* **Challenge**:
Go through the data below. List every line that holds the word "here".

* **Data entries**:
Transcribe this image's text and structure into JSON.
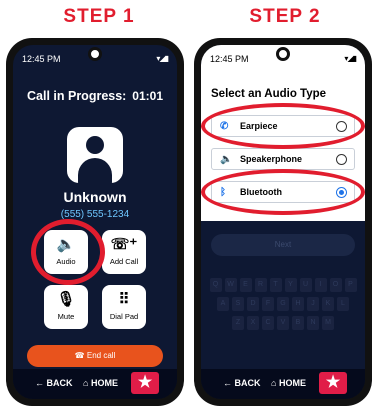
{
  "step1": "STEP 1",
  "step2": "STEP 2",
  "left": {
    "status_time": "12:45 PM",
    "call_title": "Call in Progress:",
    "call_timer": "01:01",
    "contact_name": "Unknown",
    "contact_number": "(555) 555-1234",
    "buttons": [
      {
        "label": "Audio",
        "icon": "speaker-icon",
        "glyph": "🔈"
      },
      {
        "label": "Add Call",
        "icon": "add-call-icon",
        "glyph": "☏⁺"
      },
      {
        "label": "Mute",
        "icon": "mic-off-icon",
        "glyph": "🎙"
      },
      {
        "label": "Dial Pad",
        "icon": "dialpad-icon",
        "glyph": "⠿"
      }
    ],
    "end_call": "End call",
    "end_icon": "☎"
  },
  "right": {
    "status_time": "12:45 PM",
    "sheet_title": "Select an Audio Type",
    "options": [
      {
        "label": "Earpiece",
        "icon": "phone-icon",
        "glyph": "✆",
        "selected": false
      },
      {
        "label": "Speakerphone",
        "icon": "speaker-icon",
        "glyph": "🔈",
        "selected": false
      },
      {
        "label": "Bluetooth",
        "icon": "bluetooth-icon",
        "glyph": "ᛒ",
        "selected": true
      }
    ],
    "next_label": "Next"
  },
  "nav": {
    "back": "BACK",
    "home": "HOME",
    "back_glyph": "←",
    "home_glyph": "⌂",
    "fav_glyph": "★"
  },
  "keyboard": [
    [
      "Q",
      "W",
      "E",
      "R",
      "T",
      "Y",
      "U",
      "I",
      "O",
      "P"
    ],
    [
      "A",
      "S",
      "D",
      "F",
      "G",
      "H",
      "J",
      "K",
      "L"
    ],
    [
      "Z",
      "X",
      "C",
      "V",
      "B",
      "N",
      "M"
    ]
  ],
  "colors": {
    "step": "#e11d2e",
    "screen_bg": "#0e1833",
    "accent": "#1e73e8",
    "end_call": "#e8531d",
    "ring": "#e11d2e"
  }
}
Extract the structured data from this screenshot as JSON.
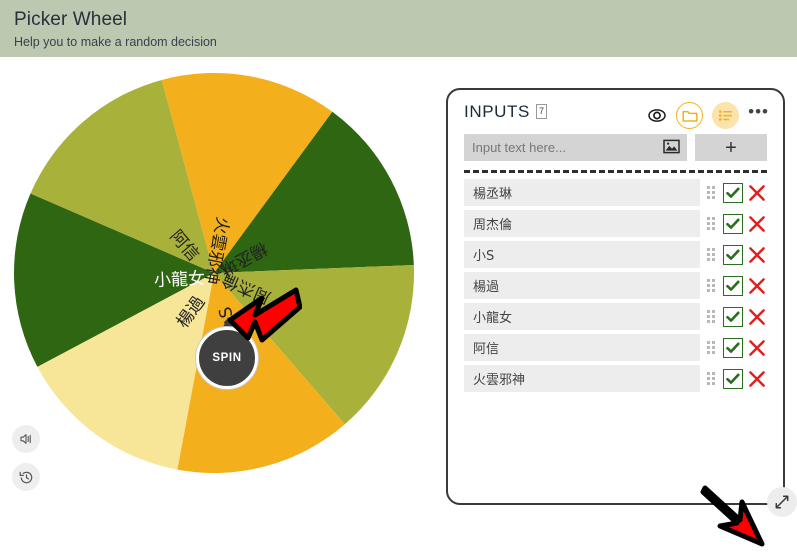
{
  "header": {
    "title": "Picker Wheel",
    "subtitle": "Help you to make a random decision",
    "band_color": "#bcc8b0"
  },
  "wheel": {
    "spin_label": "SPIN",
    "hub_color": "#3f3f3f",
    "sound_icon": "speaker-icon",
    "history_icon": "history-icon",
    "segments": [
      {
        "label": "小龍女",
        "color": "#2e6612",
        "text_color": "#ffffff"
      },
      {
        "label": "阿信",
        "color": "#a8b13a",
        "text_color": "#222222"
      },
      {
        "label": "火雲邪神",
        "color": "#f3b01c",
        "text_color": "#222222"
      },
      {
        "label": "楊丞琳",
        "color": "#2e6612",
        "text_color": "#222222"
      },
      {
        "label": "周杰倫",
        "color": "#a8b13a",
        "text_color": "#222222"
      },
      {
        "label": "小S",
        "color": "#f3b01c",
        "text_color": "#222222"
      },
      {
        "label": "楊過",
        "color": "#f7e698",
        "text_color": "#222222"
      }
    ]
  },
  "panel": {
    "title": "INPUTS",
    "count": "7",
    "eye_icon": "eye-icon",
    "folder_icon": "folder-icon",
    "list_icon": "list-icon",
    "more_label": "•••",
    "input_placeholder": "Input text here...",
    "input_value": "",
    "image_icon": "image-icon",
    "add_label": "+",
    "expand_icon": "expand-icon",
    "items": [
      {
        "name": "楊丞琳",
        "checked": true
      },
      {
        "name": "周杰倫",
        "checked": true
      },
      {
        "name": "小S",
        "checked": true
      },
      {
        "name": "楊過",
        "checked": true
      },
      {
        "name": "小龍女",
        "checked": true
      },
      {
        "name": "阿信",
        "checked": true
      },
      {
        "name": "火雲邪神",
        "checked": true
      }
    ]
  },
  "annotations": {
    "arrow_color": "#fe0000",
    "arrow_outline": "#000000",
    "spin_arrow": "arrow-pointing-to-spin",
    "expand_arrow": "arrow-pointing-to-expand"
  }
}
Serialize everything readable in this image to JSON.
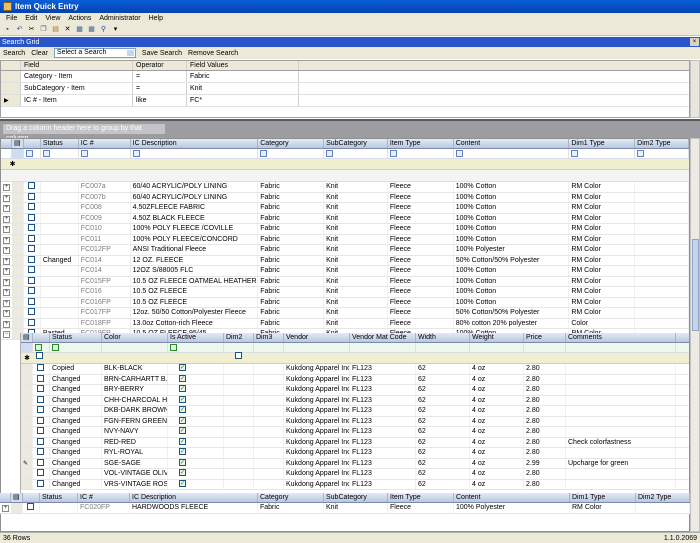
{
  "window": {
    "title": "Item Quick Entry"
  },
  "menu": [
    "File",
    "Edit",
    "View",
    "Actions",
    "Administrator",
    "Help"
  ],
  "search_grid": {
    "title": "Search Grid",
    "close": "×",
    "search_label": "Search",
    "clear_label": "Clear",
    "select_value": "Select a Search",
    "save_label": "Save Search",
    "remove_label": "Remove Search",
    "headers": [
      "Field",
      "Operator",
      "Field Values"
    ],
    "rows": [
      [
        "Category - Item",
        "=",
        "Fabric"
      ],
      [
        "SubCategory - Item",
        "=",
        "Knit"
      ],
      [
        "IC # - Item",
        "like",
        "FC*"
      ]
    ]
  },
  "group_hint": "Drag a column header here to group by that column.",
  "main_headers": [
    "Status",
    "IC #",
    "IC Description",
    "Category",
    "SubCategory",
    "Item Type",
    "Content",
    "Dim1 Type",
    "Dim2 Type"
  ],
  "main_rows": [
    [
      "",
      "FC007a",
      "60/40 ACRYLIC/POLY LINING",
      "Fabric",
      "Knit",
      "Fleece",
      "100% Cotton",
      "RM Color"
    ],
    [
      "",
      "FC007b",
      "60/40 ACRYLIC/POLY LINING",
      "Fabric",
      "Knit",
      "Fleece",
      "100% Cotton",
      "RM Color"
    ],
    [
      "",
      "FC008",
      "4.50ZFLEECE FABRIC",
      "Fabric",
      "Knit",
      "Fleece",
      "100% Cotton",
      "RM Color"
    ],
    [
      "",
      "FC009",
      "4.50Z BLACK FLEECE",
      "Fabric",
      "Knit",
      "Fleece",
      "100% Cotton",
      "RM Color"
    ],
    [
      "",
      "FC010",
      "100% POLY FLEECE /COVILLE",
      "Fabric",
      "Knit",
      "Fleece",
      "100% Cotton",
      "RM Color"
    ],
    [
      "",
      "FC011",
      "100% POLY FLEECE/CONCORD",
      "Fabric",
      "Knit",
      "Fleece",
      "100% Cotton",
      "RM Color"
    ],
    [
      "",
      "FC012FP",
      "ANSI Traditional Fleece",
      "Fabric",
      "Knit",
      "Fleece",
      "100% Polyester",
      "RM Color"
    ],
    [
      "Changed",
      "FC014",
      "12 OZ. FLEECE",
      "Fabric",
      "Knit",
      "Fleece",
      "50% Cotton/50% Polyester",
      "RM Color"
    ],
    [
      "",
      "FC014",
      "12OZ S/88005 FLC",
      "Fabric",
      "Knit",
      "Fleece",
      "100% Cotton",
      "RM Color"
    ],
    [
      "",
      "FC015FP",
      "10.5 OZ FLEECE OATMEAL HEATHER",
      "Fabric",
      "Knit",
      "Fleece",
      "100% Cotton",
      "RM Color"
    ],
    [
      "",
      "FC016",
      "10.5 OZ FLEECE",
      "Fabric",
      "Knit",
      "Fleece",
      "100% Cotton",
      "RM Color"
    ],
    [
      "",
      "FC016FP",
      "10.5 OZ FLEECE",
      "Fabric",
      "Knit",
      "Fleece",
      "100% Cotton",
      "RM Color"
    ],
    [
      "",
      "FC017FP",
      "12oz. 50/50 Cotton/Polyester Fleece",
      "Fabric",
      "Knit",
      "Fleece",
      "50% Cotton/50% Polyester",
      "RM Color"
    ],
    [
      "",
      "FC018FP",
      "13.0oz Cotton-rich Fleece",
      "Fabric",
      "Knit",
      "Fleece",
      "80% cotton 20% polyester",
      "Color"
    ],
    [
      "Pasted",
      "FC019FP",
      "10.5 OZ FLEECE 95/45",
      "Fabric",
      "Knit",
      "Fleece",
      "100% Cotton",
      "RM Color"
    ]
  ],
  "child_headers": [
    "Status",
    "Color",
    "Is Active",
    "Dim2",
    "Dim3",
    "Vendor",
    "Vendor Mat Code",
    "Width",
    "Weight",
    "Price",
    "Comments"
  ],
  "child_rows": [
    [
      "Copied",
      "BLK-BLACK",
      "Kukdong Apparel Inc.",
      "FL123",
      "62",
      "4 oz",
      "2.80",
      ""
    ],
    [
      "Changed",
      "BRN-CARHARTT B...",
      "Kukdong Apparel Inc.",
      "FL123",
      "62",
      "4 oz",
      "2.80",
      ""
    ],
    [
      "Changed",
      "BRY-BERRY",
      "Kukdong Apparel Inc.",
      "FL123",
      "62",
      "4 oz",
      "2.80",
      ""
    ],
    [
      "Changed",
      "CHH-CHARCOAL H...",
      "Kukdong Apparel Inc.",
      "FL123",
      "62",
      "4 oz",
      "2.80",
      ""
    ],
    [
      "Changed",
      "DKB-DARK BROWN",
      "Kukdong Apparel Inc.",
      "FL123",
      "62",
      "4 oz",
      "2.80",
      ""
    ],
    [
      "Changed",
      "FGN-FERN GREEN",
      "Kukdong Apparel Inc.",
      "FL123",
      "62",
      "4 oz",
      "2.80",
      ""
    ],
    [
      "Changed",
      "NVY-NAVY",
      "Kukdong Apparel Inc.",
      "FL123",
      "62",
      "4 oz",
      "2.80",
      ""
    ],
    [
      "Changed",
      "RED-RED",
      "Kukdong Apparel Inc.",
      "FL123",
      "62",
      "4 oz",
      "2.80",
      "Check colorfastness"
    ],
    [
      "Changed",
      "RYL-ROYAL",
      "Kukdong Apparel Inc.",
      "FL123",
      "62",
      "4 oz",
      "2.80",
      ""
    ],
    [
      "Changed",
      "SGE-SAGE",
      "Kukdong Apparel Inc.",
      "FL123",
      "62",
      "4 oz",
      "2.99",
      "Upcharge for green"
    ],
    [
      "Changed",
      "VOL-VINTAGE OLIVE",
      "Kukdong Apparel Inc.",
      "FL123",
      "62",
      "4 oz",
      "2.80",
      ""
    ],
    [
      "Changed",
      "VRS-VINTAGE ROSE",
      "Kukdong Apparel Inc.",
      "FL123",
      "62",
      "4 oz",
      "2.80",
      ""
    ]
  ],
  "bottom_row": [
    "",
    "FC020FP",
    "HARDWOODS FLEECE",
    "Fabric",
    "Knit",
    "Fleece",
    "100% Polyester",
    "RM Color"
  ],
  "status": {
    "rows": "36 Rows",
    "version": "1.1.0.2069"
  }
}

* **Reply**:
    "input_placeholder": "Input text here...",
  "group_hint": "Drag a column header here to group by that column.",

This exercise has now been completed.